◆ Goal of the exercise ◆
How many of the lines that follow contain the word "skal"? Give only the number.
----
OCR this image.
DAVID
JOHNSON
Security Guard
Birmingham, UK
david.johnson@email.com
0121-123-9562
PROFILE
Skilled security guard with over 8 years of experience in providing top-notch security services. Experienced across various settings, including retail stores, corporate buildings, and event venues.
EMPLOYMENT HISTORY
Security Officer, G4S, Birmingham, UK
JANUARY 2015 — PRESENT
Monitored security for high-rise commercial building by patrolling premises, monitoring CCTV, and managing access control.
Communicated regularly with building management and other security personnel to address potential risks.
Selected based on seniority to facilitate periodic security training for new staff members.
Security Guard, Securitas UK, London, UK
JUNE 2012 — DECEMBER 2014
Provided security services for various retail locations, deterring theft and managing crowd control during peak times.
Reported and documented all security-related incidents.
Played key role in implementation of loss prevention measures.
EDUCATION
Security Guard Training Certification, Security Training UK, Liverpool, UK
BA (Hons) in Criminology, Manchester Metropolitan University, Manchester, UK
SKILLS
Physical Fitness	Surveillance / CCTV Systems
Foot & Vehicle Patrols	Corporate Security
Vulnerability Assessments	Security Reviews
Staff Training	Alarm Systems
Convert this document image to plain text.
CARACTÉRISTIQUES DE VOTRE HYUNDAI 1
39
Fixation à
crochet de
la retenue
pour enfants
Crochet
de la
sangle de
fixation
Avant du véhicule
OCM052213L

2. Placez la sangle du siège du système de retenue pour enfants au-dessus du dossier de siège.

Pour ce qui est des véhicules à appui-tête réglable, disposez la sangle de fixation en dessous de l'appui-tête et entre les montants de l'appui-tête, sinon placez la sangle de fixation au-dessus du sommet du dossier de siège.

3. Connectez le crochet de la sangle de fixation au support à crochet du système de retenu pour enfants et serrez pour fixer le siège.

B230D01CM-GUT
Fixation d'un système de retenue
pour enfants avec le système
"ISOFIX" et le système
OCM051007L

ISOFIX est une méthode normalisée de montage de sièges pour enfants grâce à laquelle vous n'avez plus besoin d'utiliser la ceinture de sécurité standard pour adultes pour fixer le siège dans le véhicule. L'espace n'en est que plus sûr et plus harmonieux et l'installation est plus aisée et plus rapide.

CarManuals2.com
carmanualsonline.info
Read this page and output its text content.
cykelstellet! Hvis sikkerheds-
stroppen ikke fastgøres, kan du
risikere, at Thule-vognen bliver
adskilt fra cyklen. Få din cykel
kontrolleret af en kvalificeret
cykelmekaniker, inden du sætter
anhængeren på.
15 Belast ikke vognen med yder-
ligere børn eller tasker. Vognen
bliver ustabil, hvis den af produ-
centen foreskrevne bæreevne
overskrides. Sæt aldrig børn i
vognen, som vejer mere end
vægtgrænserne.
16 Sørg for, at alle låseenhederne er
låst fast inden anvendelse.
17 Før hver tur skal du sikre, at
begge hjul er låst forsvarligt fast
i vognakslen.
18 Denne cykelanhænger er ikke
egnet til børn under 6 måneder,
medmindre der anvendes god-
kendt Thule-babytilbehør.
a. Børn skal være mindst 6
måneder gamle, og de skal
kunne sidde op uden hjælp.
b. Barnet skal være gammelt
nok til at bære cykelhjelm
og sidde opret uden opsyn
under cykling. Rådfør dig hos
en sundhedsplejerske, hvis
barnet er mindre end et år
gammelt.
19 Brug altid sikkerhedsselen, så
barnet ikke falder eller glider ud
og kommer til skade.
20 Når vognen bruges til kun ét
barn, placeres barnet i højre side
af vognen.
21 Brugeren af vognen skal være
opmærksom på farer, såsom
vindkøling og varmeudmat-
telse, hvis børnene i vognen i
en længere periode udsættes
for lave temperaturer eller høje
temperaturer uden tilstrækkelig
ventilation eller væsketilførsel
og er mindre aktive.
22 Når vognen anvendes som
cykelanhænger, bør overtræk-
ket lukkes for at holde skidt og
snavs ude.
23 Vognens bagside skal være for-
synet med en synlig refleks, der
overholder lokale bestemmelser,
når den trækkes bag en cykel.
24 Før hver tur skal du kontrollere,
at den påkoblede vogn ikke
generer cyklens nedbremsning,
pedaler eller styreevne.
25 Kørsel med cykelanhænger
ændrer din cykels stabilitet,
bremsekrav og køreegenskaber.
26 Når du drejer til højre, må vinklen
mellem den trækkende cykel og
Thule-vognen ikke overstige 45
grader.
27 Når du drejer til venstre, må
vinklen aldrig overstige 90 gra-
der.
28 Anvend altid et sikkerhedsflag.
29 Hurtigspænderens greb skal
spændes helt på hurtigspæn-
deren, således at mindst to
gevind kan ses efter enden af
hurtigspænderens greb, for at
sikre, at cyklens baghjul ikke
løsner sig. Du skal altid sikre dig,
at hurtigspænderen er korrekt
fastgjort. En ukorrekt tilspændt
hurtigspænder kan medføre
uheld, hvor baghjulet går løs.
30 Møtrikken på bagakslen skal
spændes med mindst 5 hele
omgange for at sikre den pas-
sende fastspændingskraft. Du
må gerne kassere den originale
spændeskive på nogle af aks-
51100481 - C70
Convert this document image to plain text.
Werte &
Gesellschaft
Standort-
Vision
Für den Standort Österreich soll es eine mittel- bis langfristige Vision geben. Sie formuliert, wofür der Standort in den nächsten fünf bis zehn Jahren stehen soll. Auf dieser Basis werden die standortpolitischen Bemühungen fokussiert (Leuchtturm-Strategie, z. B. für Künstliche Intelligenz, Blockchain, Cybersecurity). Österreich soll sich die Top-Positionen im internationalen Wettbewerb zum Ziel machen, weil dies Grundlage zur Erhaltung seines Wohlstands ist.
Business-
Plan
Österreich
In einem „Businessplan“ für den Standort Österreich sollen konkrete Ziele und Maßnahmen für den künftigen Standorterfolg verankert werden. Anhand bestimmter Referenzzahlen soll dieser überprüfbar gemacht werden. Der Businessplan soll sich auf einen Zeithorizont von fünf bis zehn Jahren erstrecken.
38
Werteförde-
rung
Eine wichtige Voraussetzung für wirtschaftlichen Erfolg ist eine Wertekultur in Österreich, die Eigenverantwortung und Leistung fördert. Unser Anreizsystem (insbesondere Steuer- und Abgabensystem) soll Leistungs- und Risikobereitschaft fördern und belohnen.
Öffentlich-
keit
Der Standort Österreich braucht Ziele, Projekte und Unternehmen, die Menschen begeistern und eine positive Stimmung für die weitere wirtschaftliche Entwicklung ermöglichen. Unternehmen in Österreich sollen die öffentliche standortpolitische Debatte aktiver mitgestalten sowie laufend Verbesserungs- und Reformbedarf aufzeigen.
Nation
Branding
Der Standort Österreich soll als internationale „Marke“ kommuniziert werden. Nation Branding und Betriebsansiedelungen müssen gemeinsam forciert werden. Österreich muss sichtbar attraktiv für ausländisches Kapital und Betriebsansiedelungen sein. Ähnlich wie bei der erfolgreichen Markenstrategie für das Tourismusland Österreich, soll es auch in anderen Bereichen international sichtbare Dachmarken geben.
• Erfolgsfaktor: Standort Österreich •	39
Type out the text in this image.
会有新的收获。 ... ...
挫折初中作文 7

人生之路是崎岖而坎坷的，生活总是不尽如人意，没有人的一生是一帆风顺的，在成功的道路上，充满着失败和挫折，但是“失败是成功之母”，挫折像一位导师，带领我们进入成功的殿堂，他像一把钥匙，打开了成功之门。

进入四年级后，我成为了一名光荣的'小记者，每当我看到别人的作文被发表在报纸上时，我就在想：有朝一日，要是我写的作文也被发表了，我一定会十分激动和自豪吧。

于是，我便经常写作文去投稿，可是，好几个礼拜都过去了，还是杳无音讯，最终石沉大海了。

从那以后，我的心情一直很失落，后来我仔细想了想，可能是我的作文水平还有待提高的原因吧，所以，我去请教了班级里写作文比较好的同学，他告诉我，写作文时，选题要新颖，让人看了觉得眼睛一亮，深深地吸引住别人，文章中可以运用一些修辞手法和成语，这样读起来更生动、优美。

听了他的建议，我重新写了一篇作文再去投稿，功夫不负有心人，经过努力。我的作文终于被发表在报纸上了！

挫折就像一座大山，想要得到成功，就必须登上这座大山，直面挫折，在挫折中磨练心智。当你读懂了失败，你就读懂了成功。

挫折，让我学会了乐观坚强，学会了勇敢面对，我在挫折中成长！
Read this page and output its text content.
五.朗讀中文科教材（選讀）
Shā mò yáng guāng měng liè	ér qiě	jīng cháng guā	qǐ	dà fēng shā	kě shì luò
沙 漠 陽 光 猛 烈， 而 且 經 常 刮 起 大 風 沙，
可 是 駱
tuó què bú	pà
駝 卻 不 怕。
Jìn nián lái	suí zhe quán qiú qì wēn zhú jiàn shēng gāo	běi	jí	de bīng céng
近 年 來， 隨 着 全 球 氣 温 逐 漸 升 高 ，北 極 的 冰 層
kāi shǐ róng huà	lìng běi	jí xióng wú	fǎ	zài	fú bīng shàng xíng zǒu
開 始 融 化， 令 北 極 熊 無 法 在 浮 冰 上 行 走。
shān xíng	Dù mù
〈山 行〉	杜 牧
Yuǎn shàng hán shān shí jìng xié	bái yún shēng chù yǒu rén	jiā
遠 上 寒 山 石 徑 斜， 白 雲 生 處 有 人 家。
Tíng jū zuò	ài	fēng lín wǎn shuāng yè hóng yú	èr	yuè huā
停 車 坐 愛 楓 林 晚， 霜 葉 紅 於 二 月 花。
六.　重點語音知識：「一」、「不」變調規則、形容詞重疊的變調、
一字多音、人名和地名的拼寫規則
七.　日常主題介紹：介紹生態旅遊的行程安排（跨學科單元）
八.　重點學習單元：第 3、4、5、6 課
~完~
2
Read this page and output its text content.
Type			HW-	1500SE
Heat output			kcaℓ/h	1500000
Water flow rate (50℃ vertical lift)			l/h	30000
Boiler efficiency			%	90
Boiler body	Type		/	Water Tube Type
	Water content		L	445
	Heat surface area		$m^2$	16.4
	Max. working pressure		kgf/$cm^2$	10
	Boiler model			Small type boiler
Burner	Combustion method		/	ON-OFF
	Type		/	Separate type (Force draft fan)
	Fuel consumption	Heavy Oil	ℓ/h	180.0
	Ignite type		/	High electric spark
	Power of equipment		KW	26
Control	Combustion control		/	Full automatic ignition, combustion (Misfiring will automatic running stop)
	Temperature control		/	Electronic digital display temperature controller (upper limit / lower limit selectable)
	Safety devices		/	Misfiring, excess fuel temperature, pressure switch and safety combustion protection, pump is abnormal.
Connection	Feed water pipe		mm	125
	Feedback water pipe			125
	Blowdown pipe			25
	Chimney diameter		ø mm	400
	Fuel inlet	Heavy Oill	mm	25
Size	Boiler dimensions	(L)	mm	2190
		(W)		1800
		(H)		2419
----
◆ Task result ◆
10